## SET TASK:
Drop every picture and give the entries back exactly.

## TASK DATA:
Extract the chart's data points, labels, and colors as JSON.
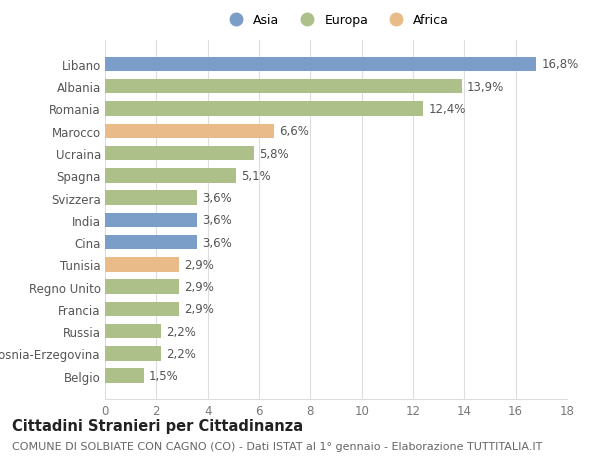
{
  "categories": [
    "Libano",
    "Albania",
    "Romania",
    "Marocco",
    "Ucraina",
    "Spagna",
    "Svizzera",
    "India",
    "Cina",
    "Tunisia",
    "Regno Unito",
    "Francia",
    "Russia",
    "Bosnia-Erzegovina",
    "Belgio"
  ],
  "values": [
    16.8,
    13.9,
    12.4,
    6.6,
    5.8,
    5.1,
    3.6,
    3.6,
    3.6,
    2.9,
    2.9,
    2.9,
    2.2,
    2.2,
    1.5
  ],
  "continents": [
    "Asia",
    "Europa",
    "Europa",
    "Africa",
    "Europa",
    "Europa",
    "Europa",
    "Asia",
    "Asia",
    "Africa",
    "Europa",
    "Europa",
    "Europa",
    "Europa",
    "Europa"
  ],
  "colors": {
    "Asia": "#7b9ec9",
    "Europa": "#adc08a",
    "Africa": "#e8bb88"
  },
  "legend_labels": [
    "Asia",
    "Europa",
    "Africa"
  ],
  "legend_colors": [
    "#7b9ec9",
    "#adc08a",
    "#e8bb88"
  ],
  "xlim": [
    0,
    18
  ],
  "xticks": [
    0,
    2,
    4,
    6,
    8,
    10,
    12,
    14,
    16,
    18
  ],
  "title": "Cittadini Stranieri per Cittadinanza",
  "subtitle": "COMUNE DI SOLBIATE CON CAGNO (CO) - Dati ISTAT al 1° gennaio - Elaborazione TUTTITALIA.IT",
  "background_color": "#ffffff",
  "bar_height": 0.65,
  "grid_color": "#dddddd",
  "label_fontsize": 8.5,
  "value_fontsize": 8.5,
  "title_fontsize": 10.5,
  "subtitle_fontsize": 8
}
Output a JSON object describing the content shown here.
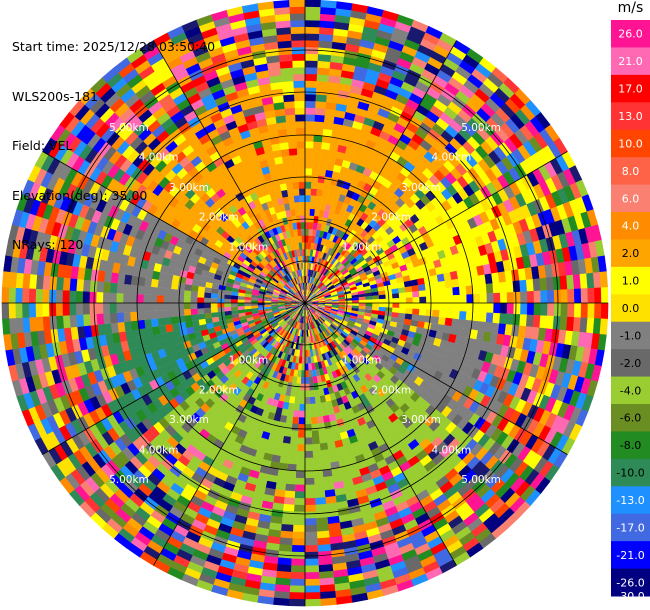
{
  "info": {
    "start_time": "Start time: 2025/12/28 03:50:40",
    "radar": "WLS200s-181",
    "field": "Field: VEL",
    "elevation": "Elevation(deg): 35.00",
    "nrays": "NRays: 120"
  },
  "chart_data": {
    "type": "heatmap",
    "projection": "polar-ppi",
    "field": "VEL",
    "units": "m/s",
    "n_rays": 120,
    "elevation_deg": 35.0,
    "grid": true,
    "range_ring_labels": [
      "1.00km",
      "2.00km",
      "3.00km",
      "4.00km",
      "5.00km"
    ],
    "colorbar": {
      "title": "m/s",
      "tick_labels": [
        "26.0",
        "21.0",
        "17.0",
        "13.0",
        "10.0",
        "8.0",
        "6.0",
        "4.0",
        "2.0",
        "1.0",
        "0.0",
        "-1.0",
        "-2.0",
        "-4.0",
        "-6.0",
        "-8.0",
        "-10.0",
        "-13.0",
        "-17.0",
        "-21.0",
        "-26.0",
        "-30.0"
      ],
      "colors": [
        "#ff1493",
        "#ff69b4",
        "#ff0000",
        "#ff3333",
        "#ff4500",
        "#ff6347",
        "#fa8072",
        "#ff8c00",
        "#ffa500",
        "#ffff00",
        "#ffe100",
        "#808080",
        "#696969",
        "#9acd32",
        "#6b8e23",
        "#228b22",
        "#2e8b57",
        "#1e90ff",
        "#4169e1",
        "#0000ff",
        "#000080",
        "#191970"
      ]
    },
    "pattern": {
      "sector_colors": [
        "#ffa500",
        "#ffff00",
        "#808080",
        "#9acd32",
        "#2e8b57",
        "#808080",
        "#ffa500"
      ],
      "sector_azimuths_deg": [
        330,
        45,
        95,
        130,
        230,
        265,
        300
      ]
    }
  }
}
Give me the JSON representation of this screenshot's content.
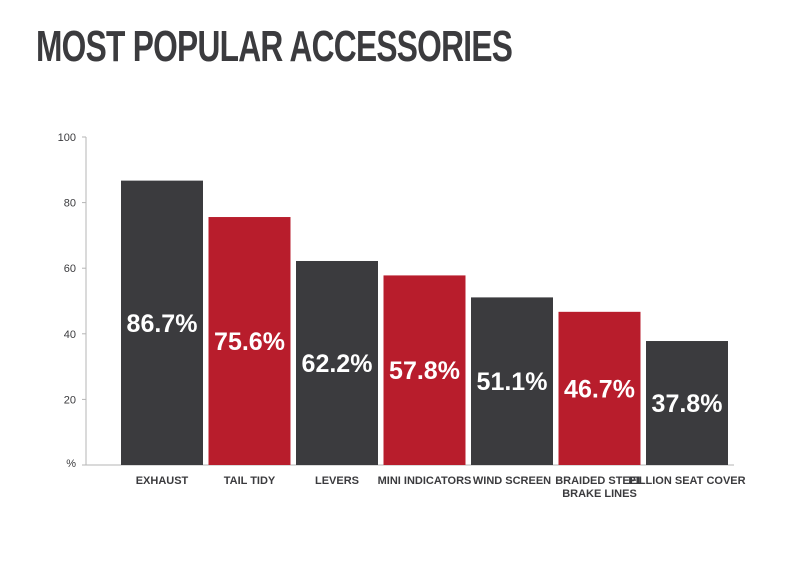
{
  "chart_data": {
    "type": "bar",
    "title": "MOST POPULAR ACCESSORIES",
    "ylabel": "%",
    "ylim": [
      0,
      100
    ],
    "yticks": [
      "%",
      "20",
      "40",
      "60",
      "80",
      "100"
    ],
    "grid": false,
    "categories": [
      [
        "EXHAUST"
      ],
      [
        "TAIL TIDY"
      ],
      [
        "LEVERS"
      ],
      [
        "MINI INDICATORS"
      ],
      [
        "WIND SCREEN"
      ],
      [
        "BRAIDED STEEL",
        "BRAKE LINES"
      ],
      [
        "PILLION SEAT COVER"
      ]
    ],
    "values": [
      86.7,
      75.6,
      62.2,
      57.8,
      51.1,
      46.7,
      37.8
    ],
    "data_labels": [
      "86.7%",
      "75.6%",
      "62.2%",
      "57.8%",
      "51.1%",
      "46.7%",
      "37.8%"
    ],
    "colors": [
      "#3b3b3e",
      "#b81d2c",
      "#3b3b3e",
      "#b81d2c",
      "#3b3b3e",
      "#b81d2c",
      "#3b3b3e"
    ]
  }
}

## PROBLEM SOLUTION:
Extract the chart's data points, labels, and colors as JSON.
{
  "categories": [
    "Libano",
    "Albania",
    "Romania",
    "Marocco",
    "Ucraina",
    "Spagna",
    "Svizzera",
    "India",
    "Cina",
    "Tunisia",
    "Regno Unito",
    "Francia",
    "Russia",
    "Bosnia-Erzegovina",
    "Belgio"
  ],
  "values": [
    16.8,
    13.9,
    12.4,
    6.6,
    5.8,
    5.1,
    3.6,
    3.6,
    3.6,
    2.9,
    2.9,
    2.9,
    2.2,
    2.2,
    1.5
  ],
  "continents": [
    "Asia",
    "Europa",
    "Europa",
    "Africa",
    "Europa",
    "Europa",
    "Europa",
    "Asia",
    "Asia",
    "Africa",
    "Europa",
    "Europa",
    "Europa",
    "Europa",
    "Europa"
  ],
  "colors": {
    "Asia": "#7b9ec9",
    "Europa": "#adc08a",
    "Africa": "#e8bb88"
  },
  "legend_labels": [
    "Asia",
    "Europa",
    "Africa"
  ],
  "legend_colors": [
    "#7b9ec9",
    "#adc08a",
    "#e8bb88"
  ],
  "xlim": [
    0,
    18
  ],
  "xticks": [
    0,
    2,
    4,
    6,
    8,
    10,
    12,
    14,
    16,
    18
  ],
  "title": "Cittadini Stranieri per Cittadinanza",
  "subtitle": "COMUNE DI SOLBIATE CON CAGNO (CO) - Dati ISTAT al 1° gennaio - Elaborazione TUTTITALIA.IT",
  "background_color": "#ffffff",
  "bar_height": 0.65,
  "grid_color": "#dddddd",
  "label_fontsize": 8.5,
  "value_fontsize": 8.5,
  "title_fontsize": 10.5,
  "subtitle_fontsize": 8
}
Output a JSON object describing the content shown here.
{
  "info": {
    "start_time": "Start time: 2025/12/28 03:50:40",
    "radar": "WLS200s-181",
    "field": "Field: VEL",
    "elevation": "Elevation(deg): 35.00",
    "nrays": "NRays: 120"
  },
  "chart_data": {
    "type": "heatmap",
    "projection": "polar-ppi",
    "field": "VEL",
    "units": "m/s",
    "n_rays": 120,
    "elevation_deg": 35.0,
    "grid": true,
    "range_ring_labels": [
      "1.00km",
      "2.00km",
      "3.00km",
      "4.00km",
      "5.00km"
    ],
    "colorbar": {
      "title": "m/s",
      "tick_labels": [
        "26.0",
        "21.0",
        "17.0",
        "13.0",
        "10.0",
        "8.0",
        "6.0",
        "4.0",
        "2.0",
        "1.0",
        "0.0",
        "-1.0",
        "-2.0",
        "-4.0",
        "-6.0",
        "-8.0",
        "-10.0",
        "-13.0",
        "-17.0",
        "-21.0",
        "-26.0",
        "-30.0"
      ],
      "colors": [
        "#ff1493",
        "#ff69b4",
        "#ff0000",
        "#ff3333",
        "#ff4500",
        "#ff6347",
        "#fa8072",
        "#ff8c00",
        "#ffa500",
        "#ffff00",
        "#ffe100",
        "#808080",
        "#696969",
        "#9acd32",
        "#6b8e23",
        "#228b22",
        "#2e8b57",
        "#1e90ff",
        "#4169e1",
        "#0000ff",
        "#000080",
        "#191970"
      ]
    },
    "pattern": {
      "sector_colors": [
        "#ffa500",
        "#ffff00",
        "#808080",
        "#9acd32",
        "#2e8b57",
        "#808080",
        "#ffa500"
      ],
      "sector_azimuths_deg": [
        330,
        45,
        95,
        130,
        230,
        265,
        300
      ]
    }
  }
}
Give me the JSON representation of this screenshot's content.
{
  "chart_data": {
    "type": "bar",
    "title": "MOST POPULAR ACCESSORIES",
    "ylabel": "%",
    "ylim": [
      0,
      100
    ],
    "yticks": [
      "%",
      "20",
      "40",
      "60",
      "80",
      "100"
    ],
    "grid": false,
    "categories": [
      [
        "EXHAUST"
      ],
      [
        "TAIL TIDY"
      ],
      [
        "LEVERS"
      ],
      [
        "MINI INDICATORS"
      ],
      [
        "WIND SCREEN"
      ],
      [
        "BRAIDED STEEL",
        "BRAKE LINES"
      ],
      [
        "PILLION SEAT COVER"
      ]
    ],
    "values": [
      86.7,
      75.6,
      62.2,
      57.8,
      51.1,
      46.7,
      37.8
    ],
    "data_labels": [
      "86.7%",
      "75.6%",
      "62.2%",
      "57.8%",
      "51.1%",
      "46.7%",
      "37.8%"
    ],
    "colors": [
      "#3b3b3e",
      "#b81d2c",
      "#3b3b3e",
      "#b81d2c",
      "#3b3b3e",
      "#b81d2c",
      "#3b3b3e"
    ]
  }
}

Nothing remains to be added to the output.